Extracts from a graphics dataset
──────

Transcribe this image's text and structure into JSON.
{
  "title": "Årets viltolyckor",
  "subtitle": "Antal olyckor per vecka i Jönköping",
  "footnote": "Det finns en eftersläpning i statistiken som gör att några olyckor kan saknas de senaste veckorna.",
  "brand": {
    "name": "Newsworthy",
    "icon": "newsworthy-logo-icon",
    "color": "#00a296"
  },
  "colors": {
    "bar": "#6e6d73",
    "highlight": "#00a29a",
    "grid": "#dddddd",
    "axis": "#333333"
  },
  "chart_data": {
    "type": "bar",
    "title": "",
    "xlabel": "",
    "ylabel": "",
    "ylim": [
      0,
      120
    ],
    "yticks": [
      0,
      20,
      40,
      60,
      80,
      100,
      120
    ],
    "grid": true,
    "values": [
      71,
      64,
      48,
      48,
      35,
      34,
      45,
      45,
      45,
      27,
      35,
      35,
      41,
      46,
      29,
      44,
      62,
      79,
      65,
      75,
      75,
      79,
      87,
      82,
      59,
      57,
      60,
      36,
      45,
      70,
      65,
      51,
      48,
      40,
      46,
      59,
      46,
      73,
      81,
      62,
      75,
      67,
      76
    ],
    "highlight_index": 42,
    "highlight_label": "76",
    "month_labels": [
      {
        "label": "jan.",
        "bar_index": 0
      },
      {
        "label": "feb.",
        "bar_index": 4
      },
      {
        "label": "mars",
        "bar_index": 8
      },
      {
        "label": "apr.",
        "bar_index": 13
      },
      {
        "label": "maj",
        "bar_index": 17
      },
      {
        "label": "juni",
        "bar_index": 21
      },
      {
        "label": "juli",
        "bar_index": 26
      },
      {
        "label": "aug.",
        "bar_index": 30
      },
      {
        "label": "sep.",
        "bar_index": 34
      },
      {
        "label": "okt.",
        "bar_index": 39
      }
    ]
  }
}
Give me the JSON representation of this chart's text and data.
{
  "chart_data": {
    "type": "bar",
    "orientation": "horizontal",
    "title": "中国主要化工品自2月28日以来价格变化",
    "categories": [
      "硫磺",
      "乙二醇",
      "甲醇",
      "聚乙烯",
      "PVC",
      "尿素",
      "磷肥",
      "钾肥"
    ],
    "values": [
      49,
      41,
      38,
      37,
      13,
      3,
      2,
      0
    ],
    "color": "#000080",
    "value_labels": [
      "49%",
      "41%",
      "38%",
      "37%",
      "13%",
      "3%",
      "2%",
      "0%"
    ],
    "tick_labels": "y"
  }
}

──────

### WRITTEN INSTRUCTION
Repeat the entries above exactly, leaving nothing out.

### RESPONSE TO THIS TASK
Transcribe this image's text and structure into JSON.
{
  "title": "Årets viltolyckor",
  "subtitle": "Antal olyckor per vecka i Jönköping",
  "footnote": "Det finns en eftersläpning i statistiken som gör att några olyckor kan saknas de senaste veckorna.",
  "brand": {
    "name": "Newsworthy",
    "icon": "newsworthy-logo-icon",
    "color": "#00a296"
  },
  "colors": {
    "bar": "#6e6d73",
    "highlight": "#00a29a",
    "grid": "#dddddd",
    "axis": "#333333"
  },
  "chart_data": {
    "type": "bar",
    "title": "",
    "xlabel": "",
    "ylabel": "",
    "ylim": [
      0,
      120
    ],
    "yticks": [
      0,
      20,
      40,
      60,
      80,
      100,
      120
    ],
    "grid": true,
    "values": [
      71,
      64,
      48,
      48,
      35,
      34,
      45,
      45,
      45,
      27,
      35,
      35,
      41,
      46,
      29,
      44,
      62,
      79,
      65,
      75,
      75,
      79,
      87,
      82,
      59,
      57,
      60,
      36,
      45,
      70,
      65,
      51,
      48,
      40,
      46,
      59,
      46,
      73,
      81,
      62,
      75,
      67,
      76
    ],
    "highlight_index": 42,
    "highlight_label": "76",
    "month_labels": [
      {
        "label": "jan.",
        "bar_index": 0
      },
      {
        "label": "feb.",
        "bar_index": 4
      },
      {
        "label": "mars",
        "bar_index": 8
      },
      {
        "label": "apr.",
        "bar_index": 13
      },
      {
        "label": "maj",
        "bar_index": 17
      },
      {
        "label": "juni",
        "bar_index": 21
      },
      {
        "label": "juli",
        "bar_index": 26
      },
      {
        "label": "aug.",
        "bar_index": 30
      },
      {
        "label": "sep.",
        "bar_index": 34
      },
      {
        "label": "okt.",
        "bar_index": 39
      }
    ]
  }
}
Give me the JSON representation of this chart's text and data.
{
  "chart_data": {
    "type": "bar",
    "orientation": "horizontal",
    "title": "中国主要化工品自2月28日以来价格变化",
    "categories": [
      "硫磺",
      "乙二醇",
      "甲醇",
      "聚乙烯",
      "PVC",
      "尿素",
      "磷肥",
      "钾肥"
    ],
    "values": [
      49,
      41,
      38,
      37,
      13,
      3,
      2,
      0
    ],
    "color": "#000080",
    "value_labels": [
      "49%",
      "41%",
      "38%",
      "37%",
      "13%",
      "3%",
      "2%",
      "0%"
    ],
    "tick_labels": "y"
  }
}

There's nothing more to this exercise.